→ **Set exercise**: Repeat each line exactly as it is written.

→ **Data to process**:

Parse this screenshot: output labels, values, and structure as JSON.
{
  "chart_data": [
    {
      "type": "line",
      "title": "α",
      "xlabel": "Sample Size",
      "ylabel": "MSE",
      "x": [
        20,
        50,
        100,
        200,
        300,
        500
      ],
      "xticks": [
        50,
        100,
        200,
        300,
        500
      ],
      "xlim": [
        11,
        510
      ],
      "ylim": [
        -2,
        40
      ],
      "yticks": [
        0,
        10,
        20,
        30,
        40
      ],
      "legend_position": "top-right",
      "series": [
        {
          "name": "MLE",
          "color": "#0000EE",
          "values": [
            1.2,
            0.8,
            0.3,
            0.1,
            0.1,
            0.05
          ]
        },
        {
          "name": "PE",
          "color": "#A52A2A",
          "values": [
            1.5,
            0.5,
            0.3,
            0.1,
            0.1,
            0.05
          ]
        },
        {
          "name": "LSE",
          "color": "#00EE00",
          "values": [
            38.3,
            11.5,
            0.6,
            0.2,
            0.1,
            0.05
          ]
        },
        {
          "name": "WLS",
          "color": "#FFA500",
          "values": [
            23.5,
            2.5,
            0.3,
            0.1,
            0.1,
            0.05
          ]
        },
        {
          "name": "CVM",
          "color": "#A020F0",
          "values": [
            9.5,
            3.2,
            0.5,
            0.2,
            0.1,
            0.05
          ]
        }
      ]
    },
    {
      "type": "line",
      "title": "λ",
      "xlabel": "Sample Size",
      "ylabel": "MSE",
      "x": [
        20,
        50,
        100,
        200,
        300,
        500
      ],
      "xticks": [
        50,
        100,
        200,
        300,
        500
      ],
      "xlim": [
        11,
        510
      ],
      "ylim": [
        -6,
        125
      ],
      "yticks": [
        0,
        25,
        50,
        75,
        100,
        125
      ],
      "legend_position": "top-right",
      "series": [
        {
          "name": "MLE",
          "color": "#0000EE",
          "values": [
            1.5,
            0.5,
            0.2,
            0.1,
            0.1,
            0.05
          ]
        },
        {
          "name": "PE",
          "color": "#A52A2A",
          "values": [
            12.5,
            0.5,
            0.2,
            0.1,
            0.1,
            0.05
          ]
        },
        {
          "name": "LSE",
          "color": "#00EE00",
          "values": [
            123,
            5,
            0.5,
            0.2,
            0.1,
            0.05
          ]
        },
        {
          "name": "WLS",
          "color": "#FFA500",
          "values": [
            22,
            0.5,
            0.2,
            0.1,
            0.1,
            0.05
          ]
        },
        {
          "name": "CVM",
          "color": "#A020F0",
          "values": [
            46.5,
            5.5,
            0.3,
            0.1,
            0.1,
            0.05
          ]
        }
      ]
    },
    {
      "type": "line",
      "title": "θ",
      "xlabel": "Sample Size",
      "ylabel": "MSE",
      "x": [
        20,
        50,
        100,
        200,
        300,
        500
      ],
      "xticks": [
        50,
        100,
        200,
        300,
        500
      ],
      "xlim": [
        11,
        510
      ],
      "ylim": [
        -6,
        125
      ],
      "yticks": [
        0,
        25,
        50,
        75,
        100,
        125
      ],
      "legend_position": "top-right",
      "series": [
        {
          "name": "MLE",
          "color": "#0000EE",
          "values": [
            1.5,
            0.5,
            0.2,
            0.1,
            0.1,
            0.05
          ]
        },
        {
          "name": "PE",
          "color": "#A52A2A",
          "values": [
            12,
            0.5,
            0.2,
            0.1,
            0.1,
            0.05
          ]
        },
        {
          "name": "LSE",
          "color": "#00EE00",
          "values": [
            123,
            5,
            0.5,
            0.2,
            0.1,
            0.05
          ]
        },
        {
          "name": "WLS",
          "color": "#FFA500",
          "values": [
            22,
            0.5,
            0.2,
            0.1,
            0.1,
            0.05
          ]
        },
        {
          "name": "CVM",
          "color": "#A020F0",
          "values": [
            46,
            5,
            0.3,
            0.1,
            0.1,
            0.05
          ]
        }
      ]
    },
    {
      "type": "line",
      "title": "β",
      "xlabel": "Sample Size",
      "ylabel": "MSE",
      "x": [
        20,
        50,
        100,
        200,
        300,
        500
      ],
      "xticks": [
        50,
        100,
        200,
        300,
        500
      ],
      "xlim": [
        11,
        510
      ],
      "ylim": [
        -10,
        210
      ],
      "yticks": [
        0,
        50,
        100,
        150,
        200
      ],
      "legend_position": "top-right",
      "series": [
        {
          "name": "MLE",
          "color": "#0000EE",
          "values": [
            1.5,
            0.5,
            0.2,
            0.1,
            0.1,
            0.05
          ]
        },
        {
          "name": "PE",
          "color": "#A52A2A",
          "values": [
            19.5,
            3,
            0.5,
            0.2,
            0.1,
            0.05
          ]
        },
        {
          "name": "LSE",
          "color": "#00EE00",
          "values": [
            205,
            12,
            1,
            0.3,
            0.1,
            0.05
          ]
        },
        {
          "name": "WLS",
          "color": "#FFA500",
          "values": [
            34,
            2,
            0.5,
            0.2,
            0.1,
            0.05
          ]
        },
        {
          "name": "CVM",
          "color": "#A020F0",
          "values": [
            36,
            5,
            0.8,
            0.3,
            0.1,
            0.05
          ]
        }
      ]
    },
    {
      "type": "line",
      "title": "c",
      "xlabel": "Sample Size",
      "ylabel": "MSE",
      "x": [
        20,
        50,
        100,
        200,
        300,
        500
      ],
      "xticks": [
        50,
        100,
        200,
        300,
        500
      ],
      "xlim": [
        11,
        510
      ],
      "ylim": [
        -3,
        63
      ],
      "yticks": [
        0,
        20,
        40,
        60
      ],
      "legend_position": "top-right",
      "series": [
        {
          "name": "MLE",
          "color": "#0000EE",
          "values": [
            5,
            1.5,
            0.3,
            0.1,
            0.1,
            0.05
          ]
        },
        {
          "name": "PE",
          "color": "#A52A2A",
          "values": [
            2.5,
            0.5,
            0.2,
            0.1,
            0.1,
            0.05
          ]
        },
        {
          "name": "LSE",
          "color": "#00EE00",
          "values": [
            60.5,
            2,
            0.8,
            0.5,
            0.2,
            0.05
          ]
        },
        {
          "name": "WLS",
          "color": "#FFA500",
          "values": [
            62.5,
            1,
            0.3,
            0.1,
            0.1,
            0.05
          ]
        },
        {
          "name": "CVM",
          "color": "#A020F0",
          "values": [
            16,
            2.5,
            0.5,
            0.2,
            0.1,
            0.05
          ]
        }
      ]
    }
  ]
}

→ **Solution to this task**:
Parse this screenshot: output labels, values, and structure as JSON.
{
  "chart_data": [
    {
      "type": "line",
      "title": "α",
      "xlabel": "Sample Size",
      "ylabel": "MSE",
      "x": [
        20,
        50,
        100,
        200,
        300,
        500
      ],
      "xticks": [
        50,
        100,
        200,
        300,
        500
      ],
      "xlim": [
        11,
        510
      ],
      "ylim": [
        -2,
        40
      ],
      "yticks": [
        0,
        10,
        20,
        30,
        40
      ],
      "legend_position": "top-right",
      "series": [
        {
          "name": "MLE",
          "color": "#0000EE",
          "values": [
            1.2,
            0.8,
            0.3,
            0.1,
            0.1,
            0.05
          ]
        },
        {
          "name": "PE",
          "color": "#A52A2A",
          "values": [
            1.5,
            0.5,
            0.3,
            0.1,
            0.1,
            0.05
          ]
        },
        {
          "name": "LSE",
          "color": "#00EE00",
          "values": [
            38.3,
            11.5,
            0.6,
            0.2,
            0.1,
            0.05
          ]
        },
        {
          "name": "WLS",
          "color": "#FFA500",
          "values": [
            23.5,
            2.5,
            0.3,
            0.1,
            0.1,
            0.05
          ]
        },
        {
          "name": "CVM",
          "color": "#A020F0",
          "values": [
            9.5,
            3.2,
            0.5,
            0.2,
            0.1,
            0.05
          ]
        }
      ]
    },
    {
      "type": "line",
      "title": "λ",
      "xlabel": "Sample Size",
      "ylabel": "MSE",
      "x": [
        20,
        50,
        100,
        200,
        300,
        500
      ],
      "xticks": [
        50,
        100,
        200,
        300,
        500
      ],
      "xlim": [
        11,
        510
      ],
      "ylim": [
        -6,
        125
      ],
      "yticks": [
        0,
        25,
        50,
        75,
        100,
        125
      ],
      "legend_position": "top-right",
      "series": [
        {
          "name": "MLE",
          "color": "#0000EE",
          "values": [
            1.5,
            0.5,
            0.2,
            0.1,
            0.1,
            0.05
          ]
        },
        {
          "name": "PE",
          "color": "#A52A2A",
          "values": [
            12.5,
            0.5,
            0.2,
            0.1,
            0.1,
            0.05
          ]
        },
        {
          "name": "LSE",
          "color": "#00EE00",
          "values": [
            123,
            5,
            0.5,
            0.2,
            0.1,
            0.05
          ]
        },
        {
          "name": "WLS",
          "color": "#FFA500",
          "values": [
            22,
            0.5,
            0.2,
            0.1,
            0.1,
            0.05
          ]
        },
        {
          "name": "CVM",
          "color": "#A020F0",
          "values": [
            46.5,
            5.5,
            0.3,
            0.1,
            0.1,
            0.05
          ]
        }
      ]
    },
    {
      "type": "line",
      "title": "θ",
      "xlabel": "Sample Size",
      "ylabel": "MSE",
      "x": [
        20,
        50,
        100,
        200,
        300,
        500
      ],
      "xticks": [
        50,
        100,
        200,
        300,
        500
      ],
      "xlim": [
        11,
        510
      ],
      "ylim": [
        -6,
        125
      ],
      "yticks": [
        0,
        25,
        50,
        75,
        100,
        125
      ],
      "legend_position": "top-right",
      "series": [
        {
          "name": "MLE",
          "color": "#0000EE",
          "values": [
            1.5,
            0.5,
            0.2,
            0.1,
            0.1,
            0.05
          ]
        },
        {
          "name": "PE",
          "color": "#A52A2A",
          "values": [
            12,
            0.5,
            0.2,
            0.1,
            0.1,
            0.05
          ]
        },
        {
          "name": "LSE",
          "color": "#00EE00",
          "values": [
            123,
            5,
            0.5,
            0.2,
            0.1,
            0.05
          ]
        },
        {
          "name": "WLS",
          "color": "#FFA500",
          "values": [
            22,
            0.5,
            0.2,
            0.1,
            0.1,
            0.05
          ]
        },
        {
          "name": "CVM",
          "color": "#A020F0",
          "values": [
            46,
            5,
            0.3,
            0.1,
            0.1,
            0.05
          ]
        }
      ]
    },
    {
      "type": "line",
      "title": "β",
      "xlabel": "Sample Size",
      "ylabel": "MSE",
      "x": [
        20,
        50,
        100,
        200,
        300,
        500
      ],
      "xticks": [
        50,
        100,
        200,
        300,
        500
      ],
      "xlim": [
        11,
        510
      ],
      "ylim": [
        -10,
        210
      ],
      "yticks": [
        0,
        50,
        100,
        150,
        200
      ],
      "legend_position": "top-right",
      "series": [
        {
          "name": "MLE",
          "color": "#0000EE",
          "values": [
            1.5,
            0.5,
            0.2,
            0.1,
            0.1,
            0.05
          ]
        },
        {
          "name": "PE",
          "color": "#A52A2A",
          "values": [
            19.5,
            3,
            0.5,
            0.2,
            0.1,
            0.05
          ]
        },
        {
          "name": "LSE",
          "color": "#00EE00",
          "values": [
            205,
            12,
            1,
            0.3,
            0.1,
            0.05
          ]
        },
        {
          "name": "WLS",
          "color": "#FFA500",
          "values": [
            34,
            2,
            0.5,
            0.2,
            0.1,
            0.05
          ]
        },
        {
          "name": "CVM",
          "color": "#A020F0",
          "values": [
            36,
            5,
            0.8,
            0.3,
            0.1,
            0.05
          ]
        }
      ]
    },
    {
      "type": "line",
      "title": "c",
      "xlabel": "Sample Size",
      "ylabel": "MSE",
      "x": [
        20,
        50,
        100,
        200,
        300,
        500
      ],
      "xticks": [
        50,
        100,
        200,
        300,
        500
      ],
      "xlim": [
        11,
        510
      ],
      "ylim": [
        -3,
        63
      ],
      "yticks": [
        0,
        20,
        40,
        60
      ],
      "legend_position": "top-right",
      "series": [
        {
          "name": "MLE",
          "color": "#0000EE",
          "values": [
            5,
            1.5,
            0.3,
            0.1,
            0.1,
            0.05
          ]
        },
        {
          "name": "PE",
          "color": "#A52A2A",
          "values": [
            2.5,
            0.5,
            0.2,
            0.1,
            0.1,
            0.05
          ]
        },
        {
          "name": "LSE",
          "color": "#00EE00",
          "values": [
            60.5,
            2,
            0.8,
            0.5,
            0.2,
            0.05
          ]
        },
        {
          "name": "WLS",
          "color": "#FFA500",
          "values": [
            62.5,
            1,
            0.3,
            0.1,
            0.1,
            0.05
          ]
        },
        {
          "name": "CVM",
          "color": "#A020F0",
          "values": [
            16,
            2.5,
            0.5,
            0.2,
            0.1,
            0.05
          ]
        }
      ]
    }
  ]
}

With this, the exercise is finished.